- [AIM OF THE EXERCISE]:
Copy the material that follows word for word and omit its pictures.

- [TASK MATERIAL]:
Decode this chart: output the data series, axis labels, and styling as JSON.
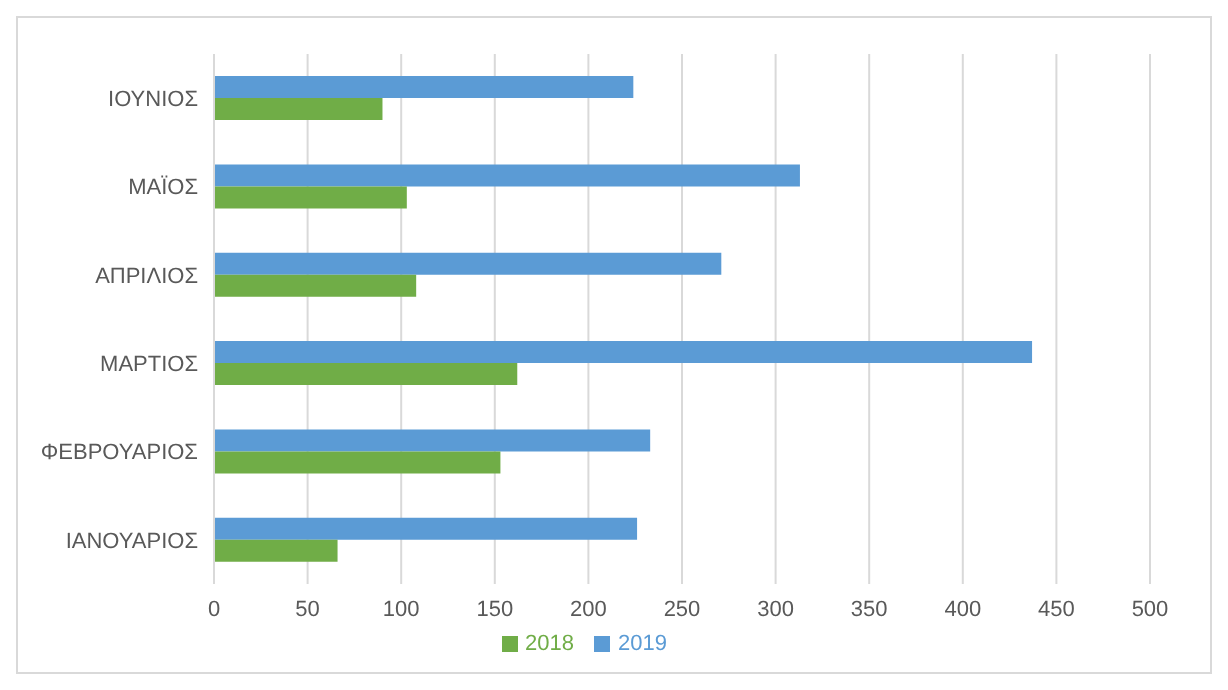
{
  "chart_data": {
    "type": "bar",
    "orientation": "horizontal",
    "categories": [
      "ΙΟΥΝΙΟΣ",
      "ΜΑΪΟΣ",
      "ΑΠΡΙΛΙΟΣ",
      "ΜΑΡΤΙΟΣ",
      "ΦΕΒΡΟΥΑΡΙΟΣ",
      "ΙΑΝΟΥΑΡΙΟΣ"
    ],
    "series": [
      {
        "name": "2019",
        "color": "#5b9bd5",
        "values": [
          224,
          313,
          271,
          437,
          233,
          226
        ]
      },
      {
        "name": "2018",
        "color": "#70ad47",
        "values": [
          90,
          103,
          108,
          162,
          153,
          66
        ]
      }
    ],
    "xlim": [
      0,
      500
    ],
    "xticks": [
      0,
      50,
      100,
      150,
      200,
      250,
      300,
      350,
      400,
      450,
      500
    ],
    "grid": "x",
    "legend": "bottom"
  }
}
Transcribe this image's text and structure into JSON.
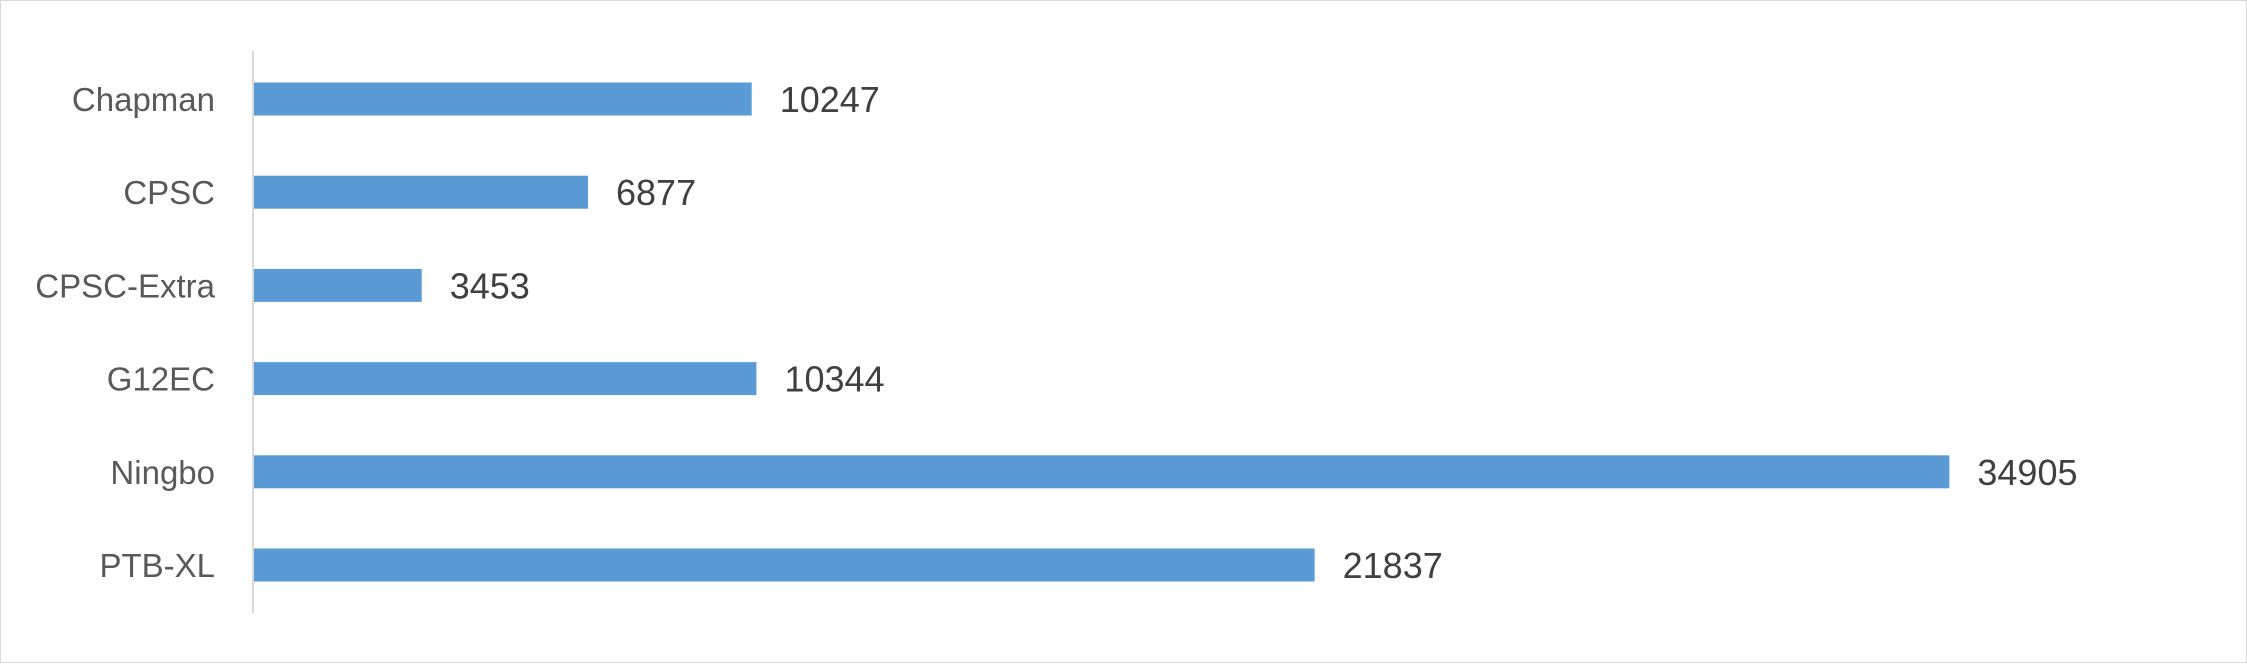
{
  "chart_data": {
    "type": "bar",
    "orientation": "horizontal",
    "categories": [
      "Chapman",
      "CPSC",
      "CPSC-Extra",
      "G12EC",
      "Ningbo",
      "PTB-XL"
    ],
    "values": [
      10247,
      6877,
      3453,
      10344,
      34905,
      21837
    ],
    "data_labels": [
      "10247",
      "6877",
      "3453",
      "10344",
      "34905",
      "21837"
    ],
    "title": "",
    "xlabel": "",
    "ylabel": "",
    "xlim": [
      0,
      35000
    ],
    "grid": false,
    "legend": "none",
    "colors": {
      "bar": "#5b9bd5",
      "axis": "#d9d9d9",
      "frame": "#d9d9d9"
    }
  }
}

- [RESULT FOR THIS TASK]:
Decode this chart: output the data series, axis labels, and styling as JSON.
{
  "chart_data": {
    "type": "bar",
    "orientation": "horizontal",
    "categories": [
      "ΙΟΥΝΙΟΣ",
      "ΜΑΪΟΣ",
      "ΑΠΡΙΛΙΟΣ",
      "ΜΑΡΤΙΟΣ",
      "ΦΕΒΡΟΥΑΡΙΟΣ",
      "ΙΑΝΟΥΑΡΙΟΣ"
    ],
    "series": [
      {
        "name": "2019",
        "color": "#5b9bd5",
        "values": [
          224,
          313,
          271,
          437,
          233,
          226
        ]
      },
      {
        "name": "2018",
        "color": "#70ad47",
        "values": [
          90,
          103,
          108,
          162,
          153,
          66
        ]
      }
    ],
    "xlim": [
      0,
      500
    ],
    "xticks": [
      0,
      50,
      100,
      150,
      200,
      250,
      300,
      350,
      400,
      450,
      500
    ],
    "grid": "x",
    "legend": "bottom"
  }
}
Transcribe this image's text and structure into JSON.
{
  "chart_data": {
    "type": "bar",
    "orientation": "horizontal",
    "categories": [
      "Chapman",
      "CPSC",
      "CPSC-Extra",
      "G12EC",
      "Ningbo",
      "PTB-XL"
    ],
    "values": [
      10247,
      6877,
      3453,
      10344,
      34905,
      21837
    ],
    "data_labels": [
      "10247",
      "6877",
      "3453",
      "10344",
      "34905",
      "21837"
    ],
    "title": "",
    "xlabel": "",
    "ylabel": "",
    "xlim": [
      0,
      35000
    ],
    "grid": false,
    "legend": "none",
    "colors": {
      "bar": "#5b9bd5",
      "axis": "#d9d9d9",
      "frame": "#d9d9d9"
    }
  }
}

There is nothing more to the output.